> _What is asked_
Pull every line holding the string "values" from the records below.

> _Given data_

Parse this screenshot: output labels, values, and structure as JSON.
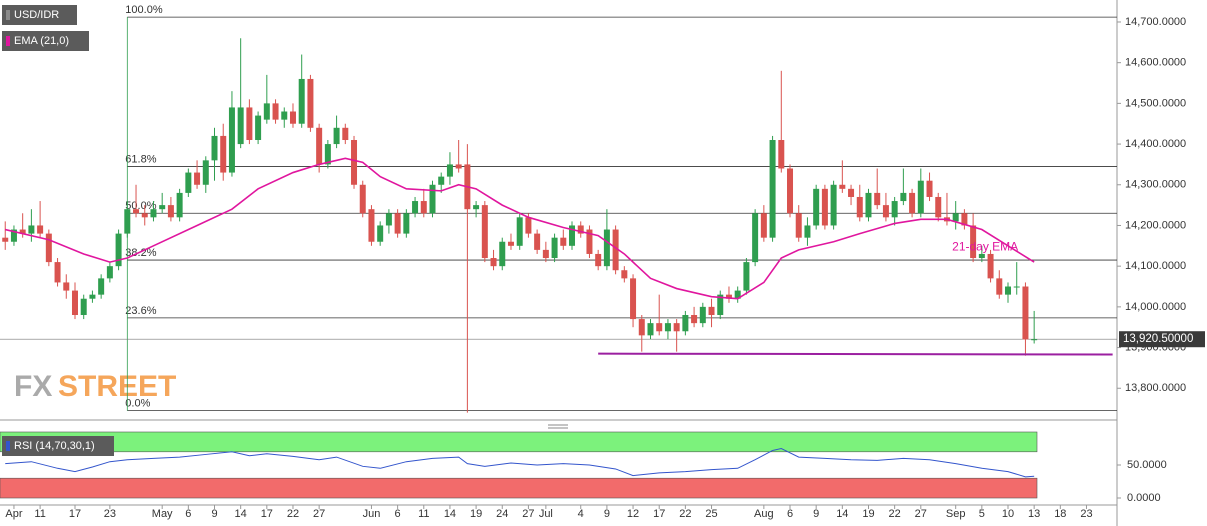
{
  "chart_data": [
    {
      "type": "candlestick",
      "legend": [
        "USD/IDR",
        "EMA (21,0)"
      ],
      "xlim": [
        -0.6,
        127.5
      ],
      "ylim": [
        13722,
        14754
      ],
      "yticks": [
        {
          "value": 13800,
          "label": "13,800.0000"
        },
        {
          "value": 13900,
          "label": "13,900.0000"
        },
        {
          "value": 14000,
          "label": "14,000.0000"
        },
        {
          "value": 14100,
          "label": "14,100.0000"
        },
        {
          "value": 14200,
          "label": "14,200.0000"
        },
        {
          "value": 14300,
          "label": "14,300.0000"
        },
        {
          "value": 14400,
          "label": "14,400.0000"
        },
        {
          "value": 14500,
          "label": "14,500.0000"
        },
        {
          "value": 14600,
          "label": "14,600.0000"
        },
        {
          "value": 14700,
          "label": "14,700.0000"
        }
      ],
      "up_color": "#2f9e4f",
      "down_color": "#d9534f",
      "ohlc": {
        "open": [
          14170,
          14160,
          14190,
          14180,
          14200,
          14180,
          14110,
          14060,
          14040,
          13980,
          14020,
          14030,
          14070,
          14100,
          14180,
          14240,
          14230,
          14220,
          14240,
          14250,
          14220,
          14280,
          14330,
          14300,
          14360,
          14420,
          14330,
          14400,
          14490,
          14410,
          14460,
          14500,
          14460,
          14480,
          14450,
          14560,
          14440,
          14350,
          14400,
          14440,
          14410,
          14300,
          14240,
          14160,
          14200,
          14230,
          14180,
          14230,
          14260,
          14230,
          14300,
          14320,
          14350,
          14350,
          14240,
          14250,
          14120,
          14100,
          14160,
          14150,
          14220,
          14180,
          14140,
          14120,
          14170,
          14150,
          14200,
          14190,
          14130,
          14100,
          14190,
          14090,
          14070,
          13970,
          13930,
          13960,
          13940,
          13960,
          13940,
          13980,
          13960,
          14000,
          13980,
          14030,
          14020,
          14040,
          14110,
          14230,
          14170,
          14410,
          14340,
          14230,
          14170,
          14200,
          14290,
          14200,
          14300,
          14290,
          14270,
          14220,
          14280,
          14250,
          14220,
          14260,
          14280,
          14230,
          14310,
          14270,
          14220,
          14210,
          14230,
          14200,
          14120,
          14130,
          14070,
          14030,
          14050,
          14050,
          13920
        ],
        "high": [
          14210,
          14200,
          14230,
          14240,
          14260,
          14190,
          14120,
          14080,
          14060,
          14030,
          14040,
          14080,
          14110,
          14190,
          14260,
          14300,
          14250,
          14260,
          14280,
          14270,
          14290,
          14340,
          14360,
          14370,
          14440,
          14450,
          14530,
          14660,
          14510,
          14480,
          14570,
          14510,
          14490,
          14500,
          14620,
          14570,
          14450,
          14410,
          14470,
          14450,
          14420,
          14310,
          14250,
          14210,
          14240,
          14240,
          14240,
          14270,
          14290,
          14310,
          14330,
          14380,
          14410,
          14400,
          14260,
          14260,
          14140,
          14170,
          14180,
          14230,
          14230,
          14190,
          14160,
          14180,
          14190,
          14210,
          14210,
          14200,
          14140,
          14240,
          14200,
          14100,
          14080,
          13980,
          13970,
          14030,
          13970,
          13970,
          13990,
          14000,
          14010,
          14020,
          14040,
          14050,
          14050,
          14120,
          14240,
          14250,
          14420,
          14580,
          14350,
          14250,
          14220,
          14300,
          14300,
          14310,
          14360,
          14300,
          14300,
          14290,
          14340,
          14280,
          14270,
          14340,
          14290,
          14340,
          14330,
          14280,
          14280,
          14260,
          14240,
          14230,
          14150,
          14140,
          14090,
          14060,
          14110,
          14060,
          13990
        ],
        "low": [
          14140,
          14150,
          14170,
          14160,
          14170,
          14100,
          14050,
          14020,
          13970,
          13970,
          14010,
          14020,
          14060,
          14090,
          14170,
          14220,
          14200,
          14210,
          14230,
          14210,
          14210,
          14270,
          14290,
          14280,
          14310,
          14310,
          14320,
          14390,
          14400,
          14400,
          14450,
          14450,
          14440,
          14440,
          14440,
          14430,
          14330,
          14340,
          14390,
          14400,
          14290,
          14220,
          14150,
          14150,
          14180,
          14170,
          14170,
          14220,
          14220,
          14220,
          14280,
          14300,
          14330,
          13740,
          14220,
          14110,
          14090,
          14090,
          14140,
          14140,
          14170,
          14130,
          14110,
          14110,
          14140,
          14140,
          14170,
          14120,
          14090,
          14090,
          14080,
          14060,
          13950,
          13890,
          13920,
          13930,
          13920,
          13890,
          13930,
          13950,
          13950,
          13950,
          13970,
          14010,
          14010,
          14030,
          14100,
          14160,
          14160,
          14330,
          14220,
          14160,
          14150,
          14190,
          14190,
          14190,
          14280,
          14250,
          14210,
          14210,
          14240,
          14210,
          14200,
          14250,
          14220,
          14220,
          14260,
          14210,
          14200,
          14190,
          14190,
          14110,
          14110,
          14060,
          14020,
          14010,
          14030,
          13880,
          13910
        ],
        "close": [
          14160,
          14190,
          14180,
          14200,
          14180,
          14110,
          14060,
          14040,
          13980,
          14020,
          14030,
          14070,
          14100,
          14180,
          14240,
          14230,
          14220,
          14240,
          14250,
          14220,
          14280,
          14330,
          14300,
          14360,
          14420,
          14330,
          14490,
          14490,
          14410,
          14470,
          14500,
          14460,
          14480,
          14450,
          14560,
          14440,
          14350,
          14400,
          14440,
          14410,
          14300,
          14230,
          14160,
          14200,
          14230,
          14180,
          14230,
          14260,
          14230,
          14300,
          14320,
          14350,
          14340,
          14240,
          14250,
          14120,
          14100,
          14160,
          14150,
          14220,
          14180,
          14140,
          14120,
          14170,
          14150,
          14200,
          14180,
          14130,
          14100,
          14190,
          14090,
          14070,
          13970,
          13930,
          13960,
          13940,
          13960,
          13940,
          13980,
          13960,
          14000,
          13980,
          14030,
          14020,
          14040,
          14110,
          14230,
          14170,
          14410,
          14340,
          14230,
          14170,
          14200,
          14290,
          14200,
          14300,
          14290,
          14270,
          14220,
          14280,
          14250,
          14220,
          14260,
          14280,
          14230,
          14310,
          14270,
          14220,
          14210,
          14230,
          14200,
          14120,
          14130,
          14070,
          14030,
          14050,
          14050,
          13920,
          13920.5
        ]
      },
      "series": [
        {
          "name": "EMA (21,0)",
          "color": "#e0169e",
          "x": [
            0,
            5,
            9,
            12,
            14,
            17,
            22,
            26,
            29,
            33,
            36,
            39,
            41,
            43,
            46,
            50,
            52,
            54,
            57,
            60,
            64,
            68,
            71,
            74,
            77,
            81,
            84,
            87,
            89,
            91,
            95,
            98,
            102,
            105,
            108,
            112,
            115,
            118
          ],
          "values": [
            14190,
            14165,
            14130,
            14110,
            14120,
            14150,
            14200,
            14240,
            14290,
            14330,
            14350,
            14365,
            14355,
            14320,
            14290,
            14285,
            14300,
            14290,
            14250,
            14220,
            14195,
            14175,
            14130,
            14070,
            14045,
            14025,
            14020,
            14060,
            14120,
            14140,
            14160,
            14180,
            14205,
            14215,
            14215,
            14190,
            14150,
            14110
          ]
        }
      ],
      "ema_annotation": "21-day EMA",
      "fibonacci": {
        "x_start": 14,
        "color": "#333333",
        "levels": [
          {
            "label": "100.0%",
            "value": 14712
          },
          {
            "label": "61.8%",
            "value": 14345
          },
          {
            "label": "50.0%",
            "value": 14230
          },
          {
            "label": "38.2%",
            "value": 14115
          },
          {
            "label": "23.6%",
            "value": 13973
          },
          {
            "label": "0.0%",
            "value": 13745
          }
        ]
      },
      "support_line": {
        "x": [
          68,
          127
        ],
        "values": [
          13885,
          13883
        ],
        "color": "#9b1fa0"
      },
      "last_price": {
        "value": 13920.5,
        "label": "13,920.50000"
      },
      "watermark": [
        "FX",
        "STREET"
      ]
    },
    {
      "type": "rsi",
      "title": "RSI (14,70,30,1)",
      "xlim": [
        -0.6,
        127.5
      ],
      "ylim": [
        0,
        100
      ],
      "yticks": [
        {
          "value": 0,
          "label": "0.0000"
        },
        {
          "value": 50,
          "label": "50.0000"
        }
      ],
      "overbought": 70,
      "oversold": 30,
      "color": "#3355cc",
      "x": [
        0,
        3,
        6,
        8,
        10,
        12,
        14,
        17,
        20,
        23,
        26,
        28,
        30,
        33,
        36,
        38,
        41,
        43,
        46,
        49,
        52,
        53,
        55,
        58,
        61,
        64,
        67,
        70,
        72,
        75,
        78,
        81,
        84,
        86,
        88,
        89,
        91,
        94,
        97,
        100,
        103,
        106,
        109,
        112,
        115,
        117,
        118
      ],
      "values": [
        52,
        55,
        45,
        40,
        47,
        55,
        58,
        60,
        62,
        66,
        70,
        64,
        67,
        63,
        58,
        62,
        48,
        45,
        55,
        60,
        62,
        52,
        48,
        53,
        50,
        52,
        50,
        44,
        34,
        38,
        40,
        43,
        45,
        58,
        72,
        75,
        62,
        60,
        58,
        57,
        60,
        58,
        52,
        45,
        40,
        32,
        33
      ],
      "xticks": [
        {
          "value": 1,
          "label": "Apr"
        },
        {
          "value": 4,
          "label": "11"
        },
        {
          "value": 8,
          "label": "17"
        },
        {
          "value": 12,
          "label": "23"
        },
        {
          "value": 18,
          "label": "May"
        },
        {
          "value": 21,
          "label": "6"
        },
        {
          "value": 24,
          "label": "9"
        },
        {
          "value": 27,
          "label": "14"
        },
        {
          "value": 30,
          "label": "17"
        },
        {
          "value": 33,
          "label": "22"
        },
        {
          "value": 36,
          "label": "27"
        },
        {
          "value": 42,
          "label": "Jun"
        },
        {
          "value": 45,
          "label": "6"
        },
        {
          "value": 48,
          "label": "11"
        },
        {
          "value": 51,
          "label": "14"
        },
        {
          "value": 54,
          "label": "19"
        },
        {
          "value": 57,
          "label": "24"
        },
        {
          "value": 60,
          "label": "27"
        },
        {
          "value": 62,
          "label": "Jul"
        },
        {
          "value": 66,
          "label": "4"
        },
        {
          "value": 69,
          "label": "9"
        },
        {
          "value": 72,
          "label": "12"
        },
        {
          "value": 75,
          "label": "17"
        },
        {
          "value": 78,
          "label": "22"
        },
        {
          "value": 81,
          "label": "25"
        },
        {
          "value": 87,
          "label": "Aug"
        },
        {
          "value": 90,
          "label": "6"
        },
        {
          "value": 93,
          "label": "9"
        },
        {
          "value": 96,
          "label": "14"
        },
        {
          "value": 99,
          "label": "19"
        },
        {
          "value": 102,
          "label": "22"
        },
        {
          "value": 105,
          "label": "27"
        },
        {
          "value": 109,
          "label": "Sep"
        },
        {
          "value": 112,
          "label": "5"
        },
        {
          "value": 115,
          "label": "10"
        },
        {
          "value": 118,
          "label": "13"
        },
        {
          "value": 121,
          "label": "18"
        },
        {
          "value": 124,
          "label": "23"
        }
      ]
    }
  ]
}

--

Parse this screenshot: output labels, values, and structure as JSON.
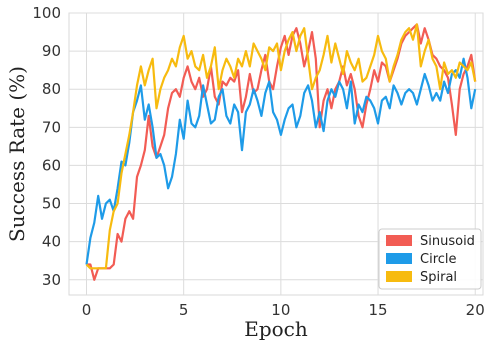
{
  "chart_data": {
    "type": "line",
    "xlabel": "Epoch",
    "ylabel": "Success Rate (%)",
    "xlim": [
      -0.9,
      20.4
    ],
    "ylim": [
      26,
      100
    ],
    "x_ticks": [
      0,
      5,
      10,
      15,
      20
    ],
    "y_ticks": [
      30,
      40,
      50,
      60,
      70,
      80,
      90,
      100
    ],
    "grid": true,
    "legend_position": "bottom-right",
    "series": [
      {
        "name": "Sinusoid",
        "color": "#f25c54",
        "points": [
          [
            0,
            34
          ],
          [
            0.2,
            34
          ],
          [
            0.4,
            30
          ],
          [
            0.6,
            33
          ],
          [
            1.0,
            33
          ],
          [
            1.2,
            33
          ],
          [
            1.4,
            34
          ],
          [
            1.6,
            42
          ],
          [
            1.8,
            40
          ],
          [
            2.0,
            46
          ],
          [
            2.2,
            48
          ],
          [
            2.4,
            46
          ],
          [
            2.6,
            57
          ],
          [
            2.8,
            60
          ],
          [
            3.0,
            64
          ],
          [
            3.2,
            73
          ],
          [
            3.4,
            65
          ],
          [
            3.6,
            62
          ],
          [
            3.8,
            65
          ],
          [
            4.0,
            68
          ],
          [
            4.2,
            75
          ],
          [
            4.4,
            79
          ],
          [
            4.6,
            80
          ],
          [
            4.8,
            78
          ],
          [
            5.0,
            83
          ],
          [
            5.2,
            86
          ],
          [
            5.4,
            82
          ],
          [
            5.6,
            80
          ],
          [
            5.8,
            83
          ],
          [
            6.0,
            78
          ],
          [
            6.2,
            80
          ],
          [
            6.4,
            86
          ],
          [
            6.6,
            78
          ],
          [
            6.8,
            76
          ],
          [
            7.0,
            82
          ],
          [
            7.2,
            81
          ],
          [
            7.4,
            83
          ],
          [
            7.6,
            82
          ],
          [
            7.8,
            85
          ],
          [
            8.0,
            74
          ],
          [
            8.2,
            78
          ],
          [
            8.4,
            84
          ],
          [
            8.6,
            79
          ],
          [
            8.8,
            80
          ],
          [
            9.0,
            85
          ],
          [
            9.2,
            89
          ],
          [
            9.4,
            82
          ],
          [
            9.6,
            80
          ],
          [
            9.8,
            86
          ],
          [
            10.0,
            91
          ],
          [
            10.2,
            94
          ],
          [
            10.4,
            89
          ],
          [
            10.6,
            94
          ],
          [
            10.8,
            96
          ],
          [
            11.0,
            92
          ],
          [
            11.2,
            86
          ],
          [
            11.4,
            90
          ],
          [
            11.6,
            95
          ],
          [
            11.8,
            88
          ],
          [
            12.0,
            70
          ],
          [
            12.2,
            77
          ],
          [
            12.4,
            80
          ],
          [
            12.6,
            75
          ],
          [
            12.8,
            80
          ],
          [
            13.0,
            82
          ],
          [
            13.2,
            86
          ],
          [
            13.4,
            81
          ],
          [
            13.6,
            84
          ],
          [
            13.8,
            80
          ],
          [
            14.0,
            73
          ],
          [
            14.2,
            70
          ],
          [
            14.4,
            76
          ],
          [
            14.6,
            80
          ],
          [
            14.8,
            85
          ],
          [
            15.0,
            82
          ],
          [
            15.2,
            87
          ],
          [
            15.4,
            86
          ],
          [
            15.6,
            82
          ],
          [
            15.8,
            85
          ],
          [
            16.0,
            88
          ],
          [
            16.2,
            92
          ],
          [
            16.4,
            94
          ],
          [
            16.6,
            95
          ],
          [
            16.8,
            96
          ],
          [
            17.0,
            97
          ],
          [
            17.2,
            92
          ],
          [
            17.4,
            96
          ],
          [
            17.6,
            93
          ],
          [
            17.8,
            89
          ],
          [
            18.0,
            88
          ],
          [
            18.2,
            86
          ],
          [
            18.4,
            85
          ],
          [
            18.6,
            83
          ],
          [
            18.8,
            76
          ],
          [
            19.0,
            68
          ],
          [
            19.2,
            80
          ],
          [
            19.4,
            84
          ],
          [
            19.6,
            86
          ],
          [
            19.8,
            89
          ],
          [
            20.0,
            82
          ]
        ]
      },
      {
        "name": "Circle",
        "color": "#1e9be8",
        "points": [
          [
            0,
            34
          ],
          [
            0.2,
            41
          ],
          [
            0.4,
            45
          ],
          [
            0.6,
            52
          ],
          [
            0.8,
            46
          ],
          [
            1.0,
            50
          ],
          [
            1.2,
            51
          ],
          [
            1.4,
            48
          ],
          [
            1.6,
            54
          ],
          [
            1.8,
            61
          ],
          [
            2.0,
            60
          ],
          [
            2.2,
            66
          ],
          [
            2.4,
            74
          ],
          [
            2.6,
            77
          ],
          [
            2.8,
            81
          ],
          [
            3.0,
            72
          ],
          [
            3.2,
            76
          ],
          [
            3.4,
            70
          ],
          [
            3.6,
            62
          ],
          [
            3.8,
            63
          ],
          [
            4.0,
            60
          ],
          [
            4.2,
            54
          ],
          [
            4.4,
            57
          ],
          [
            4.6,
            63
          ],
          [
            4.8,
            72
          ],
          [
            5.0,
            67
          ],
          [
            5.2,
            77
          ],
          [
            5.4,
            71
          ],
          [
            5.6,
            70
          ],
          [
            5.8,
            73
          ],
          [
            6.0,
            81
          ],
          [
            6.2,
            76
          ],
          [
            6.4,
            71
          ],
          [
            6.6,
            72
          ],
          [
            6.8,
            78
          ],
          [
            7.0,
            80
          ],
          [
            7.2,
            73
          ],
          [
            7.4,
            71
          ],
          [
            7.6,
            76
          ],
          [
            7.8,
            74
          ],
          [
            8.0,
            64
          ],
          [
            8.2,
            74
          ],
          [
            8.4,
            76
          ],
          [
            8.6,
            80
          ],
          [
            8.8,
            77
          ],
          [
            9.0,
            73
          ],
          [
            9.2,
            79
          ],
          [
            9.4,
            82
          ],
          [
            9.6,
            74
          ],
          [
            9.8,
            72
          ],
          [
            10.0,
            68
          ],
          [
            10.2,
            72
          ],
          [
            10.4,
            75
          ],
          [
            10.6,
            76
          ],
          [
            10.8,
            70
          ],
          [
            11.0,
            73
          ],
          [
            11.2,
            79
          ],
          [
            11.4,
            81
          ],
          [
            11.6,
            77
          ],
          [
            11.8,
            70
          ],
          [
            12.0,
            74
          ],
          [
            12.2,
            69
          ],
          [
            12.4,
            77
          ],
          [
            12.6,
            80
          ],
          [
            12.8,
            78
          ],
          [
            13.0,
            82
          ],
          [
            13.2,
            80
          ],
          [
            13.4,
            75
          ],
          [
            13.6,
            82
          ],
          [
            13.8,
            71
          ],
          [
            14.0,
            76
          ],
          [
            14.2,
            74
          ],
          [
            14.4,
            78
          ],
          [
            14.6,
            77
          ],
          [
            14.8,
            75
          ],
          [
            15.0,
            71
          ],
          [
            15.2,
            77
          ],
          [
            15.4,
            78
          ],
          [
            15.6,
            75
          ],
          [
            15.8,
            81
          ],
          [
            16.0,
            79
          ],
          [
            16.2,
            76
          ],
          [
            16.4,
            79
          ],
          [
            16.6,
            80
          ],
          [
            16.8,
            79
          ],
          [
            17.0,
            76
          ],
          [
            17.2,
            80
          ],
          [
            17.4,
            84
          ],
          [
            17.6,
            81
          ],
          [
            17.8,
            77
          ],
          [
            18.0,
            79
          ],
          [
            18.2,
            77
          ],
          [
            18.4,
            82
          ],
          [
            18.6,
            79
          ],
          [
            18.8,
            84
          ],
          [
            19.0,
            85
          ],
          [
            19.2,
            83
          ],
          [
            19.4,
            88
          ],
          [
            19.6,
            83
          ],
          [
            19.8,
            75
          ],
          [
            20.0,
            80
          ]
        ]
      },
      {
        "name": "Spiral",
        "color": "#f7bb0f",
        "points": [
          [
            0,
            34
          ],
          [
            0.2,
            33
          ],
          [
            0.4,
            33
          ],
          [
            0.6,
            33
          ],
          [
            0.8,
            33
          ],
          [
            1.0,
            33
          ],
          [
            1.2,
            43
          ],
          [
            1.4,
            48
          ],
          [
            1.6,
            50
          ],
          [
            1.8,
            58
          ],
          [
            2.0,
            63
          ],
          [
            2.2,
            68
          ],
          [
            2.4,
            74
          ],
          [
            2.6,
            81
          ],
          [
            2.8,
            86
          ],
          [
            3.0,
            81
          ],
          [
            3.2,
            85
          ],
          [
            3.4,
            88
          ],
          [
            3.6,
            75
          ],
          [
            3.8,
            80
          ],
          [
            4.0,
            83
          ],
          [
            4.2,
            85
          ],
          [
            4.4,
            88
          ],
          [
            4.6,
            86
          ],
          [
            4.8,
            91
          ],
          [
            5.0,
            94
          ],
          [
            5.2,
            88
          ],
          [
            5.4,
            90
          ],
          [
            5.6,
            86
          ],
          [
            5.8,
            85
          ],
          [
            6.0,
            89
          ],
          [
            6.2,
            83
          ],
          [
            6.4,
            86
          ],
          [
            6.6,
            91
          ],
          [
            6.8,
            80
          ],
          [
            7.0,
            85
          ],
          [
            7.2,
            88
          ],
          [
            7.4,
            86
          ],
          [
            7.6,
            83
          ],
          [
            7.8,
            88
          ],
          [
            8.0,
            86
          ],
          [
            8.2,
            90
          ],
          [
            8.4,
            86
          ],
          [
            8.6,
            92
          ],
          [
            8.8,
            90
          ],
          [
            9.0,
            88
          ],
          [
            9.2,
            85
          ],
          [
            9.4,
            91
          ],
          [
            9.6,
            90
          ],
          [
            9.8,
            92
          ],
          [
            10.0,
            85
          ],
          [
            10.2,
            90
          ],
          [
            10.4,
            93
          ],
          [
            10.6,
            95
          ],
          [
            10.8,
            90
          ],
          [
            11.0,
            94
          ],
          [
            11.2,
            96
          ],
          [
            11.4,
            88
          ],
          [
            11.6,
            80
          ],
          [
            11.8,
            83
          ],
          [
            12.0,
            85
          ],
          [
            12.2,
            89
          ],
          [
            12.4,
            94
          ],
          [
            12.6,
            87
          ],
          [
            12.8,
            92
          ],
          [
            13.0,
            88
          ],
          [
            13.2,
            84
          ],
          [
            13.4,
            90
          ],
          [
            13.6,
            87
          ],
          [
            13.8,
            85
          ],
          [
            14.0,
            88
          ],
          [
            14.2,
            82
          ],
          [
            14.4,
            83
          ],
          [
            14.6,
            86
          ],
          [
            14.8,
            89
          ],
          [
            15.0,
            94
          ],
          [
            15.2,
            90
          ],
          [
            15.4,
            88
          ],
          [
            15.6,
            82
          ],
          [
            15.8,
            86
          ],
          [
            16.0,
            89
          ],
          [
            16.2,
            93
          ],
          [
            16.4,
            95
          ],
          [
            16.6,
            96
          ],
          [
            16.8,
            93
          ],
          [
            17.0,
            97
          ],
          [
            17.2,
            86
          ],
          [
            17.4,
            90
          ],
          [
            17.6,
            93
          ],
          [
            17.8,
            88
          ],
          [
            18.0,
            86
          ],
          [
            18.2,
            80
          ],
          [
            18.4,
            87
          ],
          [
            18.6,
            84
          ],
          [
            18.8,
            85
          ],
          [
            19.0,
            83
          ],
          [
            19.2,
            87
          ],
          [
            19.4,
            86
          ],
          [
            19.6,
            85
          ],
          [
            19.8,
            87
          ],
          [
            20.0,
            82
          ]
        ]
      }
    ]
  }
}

> _Solved exercise_
Parse this screenshot: output labels, values, and structure as JSON.
          "values": [
        "values": [
      "values": [
Parse this screenshot: output labels, values, and structure as JSON.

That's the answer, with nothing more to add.